start

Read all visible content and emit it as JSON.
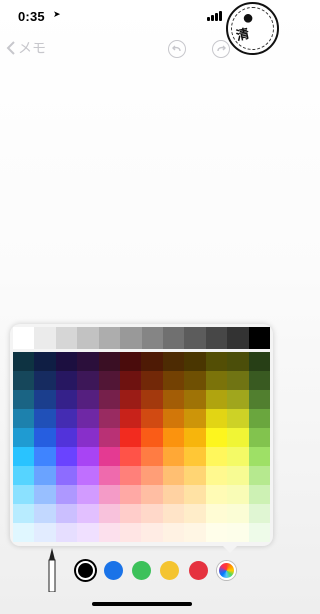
{
  "status_bar": {
    "time": "0:35",
    "location_icon": "location-arrow-icon"
  },
  "badge": {
    "logo": "apple-icon",
    "text": "清"
  },
  "nav": {
    "back_label": "メモ",
    "undo_icon": "undo-icon",
    "redo_icon": "redo-icon"
  },
  "palette": {
    "grey_row": [
      "#ffffff",
      "#ebebeb",
      "#d6d6d6",
      "#c2c2c2",
      "#adadad",
      "#999999",
      "#858585",
      "#707070",
      "#5c5c5c",
      "#474747",
      "#333333",
      "#000000"
    ],
    "rows": [
      [
        "#0e3342",
        "#0f1e44",
        "#1c0f40",
        "#2b0f3b",
        "#3a0f24",
        "#4a0c0c",
        "#4e1a05",
        "#4d2b03",
        "#4a3601",
        "#534e05",
        "#4b4e0a",
        "#273f16"
      ],
      [
        "#16475b",
        "#162b60",
        "#271761",
        "#3d1758",
        "#521636",
        "#6e1210",
        "#722808",
        "#734103",
        "#6f5003",
        "#7b730a",
        "#707413",
        "#395a21"
      ],
      [
        "#1a6484",
        "#1b3e8d",
        "#35218a",
        "#551f7f",
        "#76204b",
        "#9b1c16",
        "#a3390d",
        "#a35d06",
        "#9f7306",
        "#b0a40f",
        "#a0a61d",
        "#517f2f"
      ],
      [
        "#1d81ad",
        "#2050b8",
        "#442cb2",
        "#6f28a5",
        "#992b61",
        "#c8221a",
        "#d14a12",
        "#d27709",
        "#cd9509",
        "#e2d514",
        "#cdd226",
        "#6aa63e"
      ],
      [
        "#1f9bd2",
        "#265ee0",
        "#5233da",
        "#882fca",
        "#b93175",
        "#f22b1f",
        "#fa5c17",
        "#fb930e",
        "#f7b50c",
        "#fdf51e",
        "#f0f535",
        "#82c34e"
      ],
      [
        "#29c3ff",
        "#3f84ff",
        "#6a43ff",
        "#a844f4",
        "#e43a92",
        "#ff5348",
        "#ff7c43",
        "#ffa836",
        "#ffc736",
        "#fff75c",
        "#f4fa66",
        "#9ee066"
      ],
      [
        "#56d4ff",
        "#6aa3ff",
        "#8d6cff",
        "#c06fff",
        "#ef6aad",
        "#ff807a",
        "#ff9e77",
        "#ffbf72",
        "#ffd574",
        "#fff98f",
        "#f7fb93",
        "#b6e98f"
      ],
      [
        "#8be1ff",
        "#98bfff",
        "#ae98ff",
        "#d29bff",
        "#f49bc7",
        "#ffa9a5",
        "#ffbea3",
        "#ffd2a2",
        "#ffe2a4",
        "#fffbb5",
        "#f9fcb6",
        "#cdf1b4"
      ],
      [
        "#b8ecff",
        "#c2d8ff",
        "#cbbfff",
        "#e2c0ff",
        "#f8c2dc",
        "#ffcdca",
        "#ffd8c9",
        "#ffe4c8",
        "#ffedc9",
        "#fffcd4",
        "#fbfdd5",
        "#e0f6d3"
      ],
      [
        "#e0f7ff",
        "#e2ecff",
        "#e6deff",
        "#f0e0ff",
        "#fce0ed",
        "#ffe5e4",
        "#ffece4",
        "#fff2e3",
        "#fff6e4",
        "#fffeea",
        "#fdfeea",
        "#eefbe9"
      ]
    ]
  },
  "toolbar": {
    "pen_icon": "pen-tool-icon",
    "swatches": [
      {
        "name": "black-swatch",
        "color": "#000000",
        "selected": true
      },
      {
        "name": "blue-swatch",
        "color": "#1a73e8"
      },
      {
        "name": "green-swatch",
        "color": "#3cc15a"
      },
      {
        "name": "yellow-swatch",
        "color": "#f4c430"
      },
      {
        "name": "red-swatch",
        "color": "#e5323f"
      }
    ],
    "wheel_icon": "color-wheel-icon"
  }
}
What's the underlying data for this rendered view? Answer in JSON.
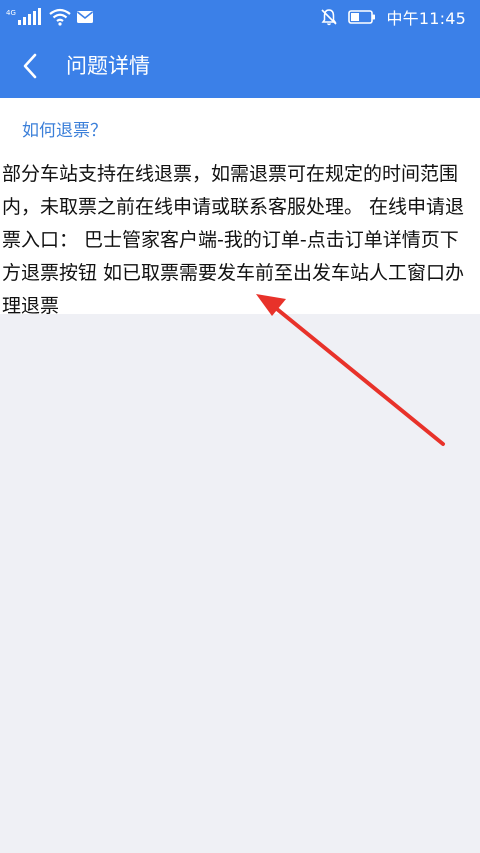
{
  "status_bar": {
    "network_label": "4G",
    "time": "中午11:45",
    "icons": [
      "signal-icon",
      "wifi-icon",
      "mail-icon",
      "mute-icon",
      "battery-icon"
    ]
  },
  "header": {
    "back_icon": "chevron-left-icon",
    "title": "问题详情"
  },
  "faq": {
    "question": "如何退票？",
    "answer": "部分车站支持在线退票，如需退票可在规定的时间范围内，未取票之前在线申请或联系客服处理。 在线申请退票入口： 巴士管家客户端-我的订单-点击订单详情页下方退票按钮 如已取票需要发车前至出发车站人工窗口办理退票"
  },
  "annotation": {
    "type": "arrow",
    "color": "#e8322a"
  },
  "colors": {
    "brand_blue": "#3b80e8",
    "question_blue": "#3b7fd9",
    "page_background": "#eff0f5"
  }
}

end

§ **Work instructions**:
Pull out every line of the records above that contains the word "arrow".

§ **Response to this exercise**:
    "location_icon": "location-arrow-icon"
    "type": "arrow",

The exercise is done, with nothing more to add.